### PAGE TEXT
★ ★ ★ ★ ★ ★ ★

U.S.News & World Report
"Stroh (business, Loyola University) argues that trust is a prerequisite for effective management, and that it contributes directly to personal success. To find out how to tell the 'good guys' from the 'bad guys,' she interviewed about 300 people, resulting in a compendium of lively stories, lessons learned in the trenches, principles, and practical tools. Integrating insights from management and psychology, she shows how to pay attention to red flags in relationships and develop a network of trustworthy people who will help readers succeed in business and in their personal lives."
Reference and Research Book News
"Having interviewed 300-plus people on the topic of trust, Stroh….[h]ere compiles guidelines and tools to develop more accurate perceptions. She offers definitions of and rules for assessing trustworthiness as well as examples of trustworthy people in the dating, business, and everyday spheres. She also presents chapters on betrayal, second chances, reconciliation, and coping mechanisms. Interestingly, she includes a chapter on trusting oneself (e.g., to diet, be more patient, quit an affair). For a topic so integral to everyday life, trust is rarely so thoroughly explored as it is here. Recommended for all libraries."

★ ★ ★ ★ ★ ★ ★

### EXTRACTED DATA

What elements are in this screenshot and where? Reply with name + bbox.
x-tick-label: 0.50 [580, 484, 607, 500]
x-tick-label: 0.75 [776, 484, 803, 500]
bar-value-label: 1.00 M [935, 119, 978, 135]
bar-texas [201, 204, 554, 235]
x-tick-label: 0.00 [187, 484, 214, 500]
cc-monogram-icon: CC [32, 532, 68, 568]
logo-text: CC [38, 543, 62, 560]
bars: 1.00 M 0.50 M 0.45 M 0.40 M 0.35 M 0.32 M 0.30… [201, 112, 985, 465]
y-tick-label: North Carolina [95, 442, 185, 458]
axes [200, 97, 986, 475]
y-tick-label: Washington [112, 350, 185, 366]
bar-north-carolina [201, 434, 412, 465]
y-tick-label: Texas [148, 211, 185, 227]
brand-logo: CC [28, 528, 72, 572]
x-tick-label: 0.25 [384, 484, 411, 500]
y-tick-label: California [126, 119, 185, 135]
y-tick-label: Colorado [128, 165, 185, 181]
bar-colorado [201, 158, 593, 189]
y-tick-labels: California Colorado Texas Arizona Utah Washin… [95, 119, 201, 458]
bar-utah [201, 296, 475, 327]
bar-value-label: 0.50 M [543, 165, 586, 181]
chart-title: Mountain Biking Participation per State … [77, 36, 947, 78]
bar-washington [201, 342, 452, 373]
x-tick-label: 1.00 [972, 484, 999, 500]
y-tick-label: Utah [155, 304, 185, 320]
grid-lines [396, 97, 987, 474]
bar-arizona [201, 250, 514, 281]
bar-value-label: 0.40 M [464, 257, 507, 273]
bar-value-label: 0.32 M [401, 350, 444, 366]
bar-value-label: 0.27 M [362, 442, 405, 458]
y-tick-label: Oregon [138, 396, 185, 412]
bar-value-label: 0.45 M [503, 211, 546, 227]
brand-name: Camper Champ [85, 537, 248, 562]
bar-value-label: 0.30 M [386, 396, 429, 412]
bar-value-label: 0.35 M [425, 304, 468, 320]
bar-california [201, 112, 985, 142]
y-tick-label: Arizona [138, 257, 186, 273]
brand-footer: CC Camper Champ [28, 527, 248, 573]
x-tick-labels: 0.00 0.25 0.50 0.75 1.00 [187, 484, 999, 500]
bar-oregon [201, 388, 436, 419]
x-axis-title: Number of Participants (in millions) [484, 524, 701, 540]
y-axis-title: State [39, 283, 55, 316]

★ ★ ★ ★ ★ ★ ★

### EXERCISE REQUIREMENTS
1. According to the book reviews on trust, at which university does Stroh teach business?
2. Carry on the book reviews on trust from the point where they end.

### ANSWERS
1. Loyola University

2.
"Stroh (business, Loyola Univ., Chicago) has written a very interesting book about how to determine the trustworthiness of colleagues in the workplace, as well as personal acquaintances. Trustworthiness is an important component of successful business relationships today, and this book considers a key component of organizational behavior in a unique, effective manner. The author addresses the common problems of trusting the wrong people and suffering the consequences. She also discusses how to determine who is trustworthy and what to do with people who are not, as well as how to assess relationships to see how they have evolved over time. The book includes a Trust Rules Questionnaire that serves as an evaluation tool for determining the trustworthiness of confidants. Stroh suggests that people periodically reassess their relationships with those they trust, to assess current situations. She includes important information from a variety of successful business practitioners regarding their wisdom and evaluation of what it means to be trustworthy in the business world. Her methodology includes surveys and personal interviews with hundreds of business practitioners, and her outcomes are useful for evaluative purposes. Recommended. General readers; students, upper-division undergraduate and up; and practitioners."